▸ **Dataset extract**:
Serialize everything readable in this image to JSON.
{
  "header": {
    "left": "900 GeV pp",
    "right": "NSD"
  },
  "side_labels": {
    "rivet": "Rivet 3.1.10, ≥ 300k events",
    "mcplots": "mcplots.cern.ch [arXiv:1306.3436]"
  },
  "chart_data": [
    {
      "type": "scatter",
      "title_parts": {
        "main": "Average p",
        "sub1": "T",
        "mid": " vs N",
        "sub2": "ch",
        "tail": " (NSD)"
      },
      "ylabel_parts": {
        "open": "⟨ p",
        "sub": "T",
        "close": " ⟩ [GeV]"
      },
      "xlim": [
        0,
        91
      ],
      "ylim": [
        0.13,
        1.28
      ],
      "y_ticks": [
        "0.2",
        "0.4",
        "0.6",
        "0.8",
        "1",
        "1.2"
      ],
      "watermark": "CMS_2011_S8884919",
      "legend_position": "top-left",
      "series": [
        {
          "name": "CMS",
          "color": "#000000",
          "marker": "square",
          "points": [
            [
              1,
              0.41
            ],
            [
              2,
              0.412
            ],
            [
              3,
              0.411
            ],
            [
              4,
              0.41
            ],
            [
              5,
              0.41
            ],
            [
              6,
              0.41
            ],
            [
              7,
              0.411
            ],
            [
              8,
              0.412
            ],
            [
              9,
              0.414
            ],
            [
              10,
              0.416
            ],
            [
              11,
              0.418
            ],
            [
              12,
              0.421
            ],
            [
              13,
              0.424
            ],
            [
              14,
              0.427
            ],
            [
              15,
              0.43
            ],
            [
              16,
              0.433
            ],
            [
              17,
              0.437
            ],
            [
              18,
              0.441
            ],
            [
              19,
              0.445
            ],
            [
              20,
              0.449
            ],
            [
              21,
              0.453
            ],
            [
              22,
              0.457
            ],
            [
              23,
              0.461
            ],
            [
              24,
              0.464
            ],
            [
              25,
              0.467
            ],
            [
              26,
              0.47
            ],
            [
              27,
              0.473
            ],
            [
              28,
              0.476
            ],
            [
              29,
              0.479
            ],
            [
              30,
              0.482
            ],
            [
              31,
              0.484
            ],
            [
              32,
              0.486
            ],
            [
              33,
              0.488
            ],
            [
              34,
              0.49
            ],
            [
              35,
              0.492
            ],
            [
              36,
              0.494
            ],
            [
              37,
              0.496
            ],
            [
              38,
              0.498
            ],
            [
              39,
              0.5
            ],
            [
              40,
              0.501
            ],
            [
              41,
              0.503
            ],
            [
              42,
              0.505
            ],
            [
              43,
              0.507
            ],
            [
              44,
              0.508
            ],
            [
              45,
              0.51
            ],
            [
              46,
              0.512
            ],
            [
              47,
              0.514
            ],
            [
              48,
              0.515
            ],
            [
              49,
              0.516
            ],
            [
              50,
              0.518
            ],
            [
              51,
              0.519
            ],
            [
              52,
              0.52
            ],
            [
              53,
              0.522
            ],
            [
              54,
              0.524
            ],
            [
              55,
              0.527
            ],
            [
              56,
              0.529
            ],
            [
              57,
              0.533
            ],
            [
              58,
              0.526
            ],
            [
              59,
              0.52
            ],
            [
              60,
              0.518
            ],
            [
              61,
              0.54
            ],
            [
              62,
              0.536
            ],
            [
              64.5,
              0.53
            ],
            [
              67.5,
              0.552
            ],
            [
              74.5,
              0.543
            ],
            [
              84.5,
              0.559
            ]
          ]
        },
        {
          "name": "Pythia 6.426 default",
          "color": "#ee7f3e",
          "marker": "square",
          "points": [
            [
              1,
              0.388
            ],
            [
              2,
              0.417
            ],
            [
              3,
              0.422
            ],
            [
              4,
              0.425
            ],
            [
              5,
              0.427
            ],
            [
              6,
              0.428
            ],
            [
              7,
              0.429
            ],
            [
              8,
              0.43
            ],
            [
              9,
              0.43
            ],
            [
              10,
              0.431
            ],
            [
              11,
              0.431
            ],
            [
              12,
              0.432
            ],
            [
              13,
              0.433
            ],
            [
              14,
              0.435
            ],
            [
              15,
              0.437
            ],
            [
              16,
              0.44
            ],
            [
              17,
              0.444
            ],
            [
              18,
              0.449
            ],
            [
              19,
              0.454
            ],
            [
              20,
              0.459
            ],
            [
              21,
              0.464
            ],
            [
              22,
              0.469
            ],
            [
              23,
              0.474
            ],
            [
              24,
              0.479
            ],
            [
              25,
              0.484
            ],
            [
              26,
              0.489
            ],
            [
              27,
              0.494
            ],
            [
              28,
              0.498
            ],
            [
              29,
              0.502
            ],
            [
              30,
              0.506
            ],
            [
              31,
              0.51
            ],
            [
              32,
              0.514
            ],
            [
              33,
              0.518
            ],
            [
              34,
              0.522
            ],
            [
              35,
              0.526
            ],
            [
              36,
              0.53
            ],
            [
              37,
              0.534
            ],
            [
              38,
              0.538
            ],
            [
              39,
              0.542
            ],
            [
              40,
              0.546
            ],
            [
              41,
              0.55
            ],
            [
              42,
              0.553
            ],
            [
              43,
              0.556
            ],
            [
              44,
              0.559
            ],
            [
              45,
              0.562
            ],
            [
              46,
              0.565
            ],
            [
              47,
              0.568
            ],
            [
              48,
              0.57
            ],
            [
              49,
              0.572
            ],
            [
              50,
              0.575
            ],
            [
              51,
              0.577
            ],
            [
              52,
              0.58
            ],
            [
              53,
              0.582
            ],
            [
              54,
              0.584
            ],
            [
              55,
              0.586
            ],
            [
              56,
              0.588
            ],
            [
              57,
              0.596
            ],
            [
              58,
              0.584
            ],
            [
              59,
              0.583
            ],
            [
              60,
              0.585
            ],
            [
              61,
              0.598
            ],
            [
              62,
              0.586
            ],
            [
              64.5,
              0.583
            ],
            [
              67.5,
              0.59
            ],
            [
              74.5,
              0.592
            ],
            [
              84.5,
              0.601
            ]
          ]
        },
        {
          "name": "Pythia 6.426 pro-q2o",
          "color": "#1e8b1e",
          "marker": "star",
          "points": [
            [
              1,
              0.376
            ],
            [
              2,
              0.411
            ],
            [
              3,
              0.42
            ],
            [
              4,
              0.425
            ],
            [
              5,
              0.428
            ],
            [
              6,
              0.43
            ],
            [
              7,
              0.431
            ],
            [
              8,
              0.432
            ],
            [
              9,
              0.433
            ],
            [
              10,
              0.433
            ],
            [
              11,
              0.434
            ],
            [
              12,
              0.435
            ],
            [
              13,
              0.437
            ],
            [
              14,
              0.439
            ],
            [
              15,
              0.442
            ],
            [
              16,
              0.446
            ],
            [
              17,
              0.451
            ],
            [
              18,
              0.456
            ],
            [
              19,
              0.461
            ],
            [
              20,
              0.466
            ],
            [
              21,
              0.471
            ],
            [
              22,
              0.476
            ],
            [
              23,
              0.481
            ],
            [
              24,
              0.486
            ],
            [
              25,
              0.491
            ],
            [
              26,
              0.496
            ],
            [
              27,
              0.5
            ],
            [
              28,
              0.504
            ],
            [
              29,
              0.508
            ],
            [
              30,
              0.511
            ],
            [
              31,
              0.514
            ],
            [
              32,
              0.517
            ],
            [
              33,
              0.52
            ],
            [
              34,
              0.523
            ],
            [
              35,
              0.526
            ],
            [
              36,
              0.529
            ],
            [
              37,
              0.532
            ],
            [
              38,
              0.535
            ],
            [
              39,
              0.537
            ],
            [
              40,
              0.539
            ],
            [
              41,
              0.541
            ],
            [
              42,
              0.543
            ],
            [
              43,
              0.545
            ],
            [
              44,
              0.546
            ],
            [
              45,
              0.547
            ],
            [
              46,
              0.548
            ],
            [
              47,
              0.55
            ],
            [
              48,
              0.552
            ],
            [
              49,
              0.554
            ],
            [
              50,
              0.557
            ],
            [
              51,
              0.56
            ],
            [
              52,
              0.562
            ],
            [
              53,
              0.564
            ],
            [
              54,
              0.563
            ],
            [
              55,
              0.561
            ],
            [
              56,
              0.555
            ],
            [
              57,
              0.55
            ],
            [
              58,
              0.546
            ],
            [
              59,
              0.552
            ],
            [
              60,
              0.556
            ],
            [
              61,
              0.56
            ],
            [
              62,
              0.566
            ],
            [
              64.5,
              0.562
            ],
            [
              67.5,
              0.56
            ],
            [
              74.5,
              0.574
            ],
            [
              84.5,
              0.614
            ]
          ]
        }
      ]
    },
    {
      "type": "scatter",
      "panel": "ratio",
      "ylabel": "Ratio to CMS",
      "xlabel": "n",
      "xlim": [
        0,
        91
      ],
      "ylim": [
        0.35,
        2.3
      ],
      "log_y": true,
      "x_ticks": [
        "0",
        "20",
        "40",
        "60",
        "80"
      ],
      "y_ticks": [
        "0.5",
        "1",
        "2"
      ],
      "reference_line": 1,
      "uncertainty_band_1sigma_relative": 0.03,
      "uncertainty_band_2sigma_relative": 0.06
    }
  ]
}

▸ **Stated exercise**:
Scan the records above for the string "Pythia", then select every line that holds it.

▸ **Worked solution**:
          "name": "Pythia 6.426 default",
          "name": "Pythia 6.426 pro-q2o",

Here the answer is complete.